* [Page excerpt]
Typically enough, you mentioned the French revolution, where people became more and more used to public executions and finally demanded to see more. The whole situation turned into a "panem et circensem"-thing which has had nothing to do with a proper legal system.



I support the right to arm bears
User currently offlineCHRISBA777ER From UK - England, joined Mar 2001, 5964 posts, RR: 62
Reply 10, posted (11 years 3 weeks 5 days 15 hours ago) and read 1065 times:

I think you guys are getting torture and corporal punishment mixed up -

Corporal punishment is when pain is caused to a person in retribution, on as part of a punishment procedure.

Torture is where something is required or desired back from the unfortunate ie: a confession.

Personally i think they should bring back corporal punishment in schools, but i do NOT condone torturing kids, no matter how much you may want to stick the thumbscrews on the little punks...



What do you mean you dont have any bourbon? Do you know how far it is to Houston? What kind of airline is this???
User currently onlineNoUFO From Germany, joined Apr 2001, 7949 posts, RR: 12
Reply 11, posted (11 years 3 weeks 5 days 15 hours ago) and read 1057 times:

What is so sick about showing torture broadcatss on TV?????
It`s most likely not more violent than the average "Thriller" (...)

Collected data
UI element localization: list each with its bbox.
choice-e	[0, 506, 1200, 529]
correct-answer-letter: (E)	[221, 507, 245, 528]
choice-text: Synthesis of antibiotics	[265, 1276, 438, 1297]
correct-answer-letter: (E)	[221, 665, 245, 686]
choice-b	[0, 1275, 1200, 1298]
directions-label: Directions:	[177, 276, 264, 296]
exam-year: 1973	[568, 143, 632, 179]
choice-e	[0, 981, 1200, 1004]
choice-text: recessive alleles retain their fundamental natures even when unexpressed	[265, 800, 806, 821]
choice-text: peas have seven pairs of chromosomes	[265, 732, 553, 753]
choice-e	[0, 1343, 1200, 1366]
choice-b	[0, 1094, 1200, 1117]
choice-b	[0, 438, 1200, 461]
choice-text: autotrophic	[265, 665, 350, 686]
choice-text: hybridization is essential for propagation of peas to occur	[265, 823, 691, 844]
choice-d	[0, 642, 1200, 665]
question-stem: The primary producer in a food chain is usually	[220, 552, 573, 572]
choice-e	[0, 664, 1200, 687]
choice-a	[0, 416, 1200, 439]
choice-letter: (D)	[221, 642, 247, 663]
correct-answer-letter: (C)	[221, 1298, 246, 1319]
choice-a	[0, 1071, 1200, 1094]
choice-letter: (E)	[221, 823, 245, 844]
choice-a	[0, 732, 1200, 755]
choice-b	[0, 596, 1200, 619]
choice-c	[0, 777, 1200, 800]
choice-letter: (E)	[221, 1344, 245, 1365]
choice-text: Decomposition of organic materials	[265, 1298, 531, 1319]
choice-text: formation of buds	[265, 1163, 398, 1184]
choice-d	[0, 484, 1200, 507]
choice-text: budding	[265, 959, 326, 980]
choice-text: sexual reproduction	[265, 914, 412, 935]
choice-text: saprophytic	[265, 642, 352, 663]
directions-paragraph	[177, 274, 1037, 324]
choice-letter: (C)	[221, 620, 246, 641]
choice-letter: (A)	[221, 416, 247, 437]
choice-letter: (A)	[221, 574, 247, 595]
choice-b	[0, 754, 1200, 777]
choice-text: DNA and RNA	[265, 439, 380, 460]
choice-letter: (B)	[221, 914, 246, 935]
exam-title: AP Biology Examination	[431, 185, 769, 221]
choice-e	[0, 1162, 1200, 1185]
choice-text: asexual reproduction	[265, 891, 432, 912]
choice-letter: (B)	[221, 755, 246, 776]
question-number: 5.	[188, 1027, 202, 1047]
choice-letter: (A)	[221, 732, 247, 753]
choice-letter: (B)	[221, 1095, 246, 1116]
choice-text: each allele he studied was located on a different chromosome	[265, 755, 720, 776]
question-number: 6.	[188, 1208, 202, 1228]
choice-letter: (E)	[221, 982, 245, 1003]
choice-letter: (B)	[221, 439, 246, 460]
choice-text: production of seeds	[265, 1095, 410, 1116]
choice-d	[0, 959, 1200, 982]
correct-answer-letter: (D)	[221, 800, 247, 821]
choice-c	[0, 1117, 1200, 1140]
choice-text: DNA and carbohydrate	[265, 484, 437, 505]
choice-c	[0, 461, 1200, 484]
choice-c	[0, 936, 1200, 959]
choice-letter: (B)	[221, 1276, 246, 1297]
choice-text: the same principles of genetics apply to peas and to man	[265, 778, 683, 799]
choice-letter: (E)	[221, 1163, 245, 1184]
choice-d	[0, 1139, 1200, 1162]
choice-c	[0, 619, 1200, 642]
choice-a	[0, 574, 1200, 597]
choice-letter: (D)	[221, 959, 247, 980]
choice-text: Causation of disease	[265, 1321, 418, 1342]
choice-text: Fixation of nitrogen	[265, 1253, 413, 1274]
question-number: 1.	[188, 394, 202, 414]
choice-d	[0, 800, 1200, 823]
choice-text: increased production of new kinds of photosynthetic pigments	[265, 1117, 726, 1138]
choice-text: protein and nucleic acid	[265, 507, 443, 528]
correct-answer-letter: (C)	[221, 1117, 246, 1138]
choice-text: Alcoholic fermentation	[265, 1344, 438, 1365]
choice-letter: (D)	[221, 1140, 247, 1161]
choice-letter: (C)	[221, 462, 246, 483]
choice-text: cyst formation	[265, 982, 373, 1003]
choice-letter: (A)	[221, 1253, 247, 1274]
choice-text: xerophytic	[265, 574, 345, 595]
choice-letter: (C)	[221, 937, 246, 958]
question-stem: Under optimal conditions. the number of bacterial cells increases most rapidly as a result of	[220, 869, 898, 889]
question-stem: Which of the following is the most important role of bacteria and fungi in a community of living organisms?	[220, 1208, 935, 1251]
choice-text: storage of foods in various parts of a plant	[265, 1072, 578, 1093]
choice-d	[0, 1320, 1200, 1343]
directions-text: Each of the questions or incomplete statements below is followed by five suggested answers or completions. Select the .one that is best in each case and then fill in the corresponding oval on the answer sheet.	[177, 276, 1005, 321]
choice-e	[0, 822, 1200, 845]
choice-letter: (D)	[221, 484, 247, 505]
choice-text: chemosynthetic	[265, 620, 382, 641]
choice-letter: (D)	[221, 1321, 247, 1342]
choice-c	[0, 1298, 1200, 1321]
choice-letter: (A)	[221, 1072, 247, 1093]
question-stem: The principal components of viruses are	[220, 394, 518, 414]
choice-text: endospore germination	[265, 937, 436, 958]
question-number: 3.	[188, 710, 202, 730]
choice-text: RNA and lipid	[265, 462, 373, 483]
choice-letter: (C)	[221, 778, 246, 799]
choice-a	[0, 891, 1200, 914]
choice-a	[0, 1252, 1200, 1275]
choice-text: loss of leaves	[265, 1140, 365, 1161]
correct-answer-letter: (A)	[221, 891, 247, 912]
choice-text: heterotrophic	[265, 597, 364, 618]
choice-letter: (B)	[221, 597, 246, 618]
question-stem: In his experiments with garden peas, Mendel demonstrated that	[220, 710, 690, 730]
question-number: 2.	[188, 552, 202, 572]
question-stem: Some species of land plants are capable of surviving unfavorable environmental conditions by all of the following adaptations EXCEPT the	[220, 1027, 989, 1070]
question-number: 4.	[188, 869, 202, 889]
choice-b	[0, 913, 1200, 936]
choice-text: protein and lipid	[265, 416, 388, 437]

* [Exercise objective]
Reproduce the forum thread on punishment word for word, starting with "Corporal punishment is" and going on through "ie: a confession.".

* [Solution for this task]
Corporal punishment is when pain is caused to a person in retribution, on as part of a punishment procedure.

Torture is where something is required or desired back from the unfortunate ie: a confession.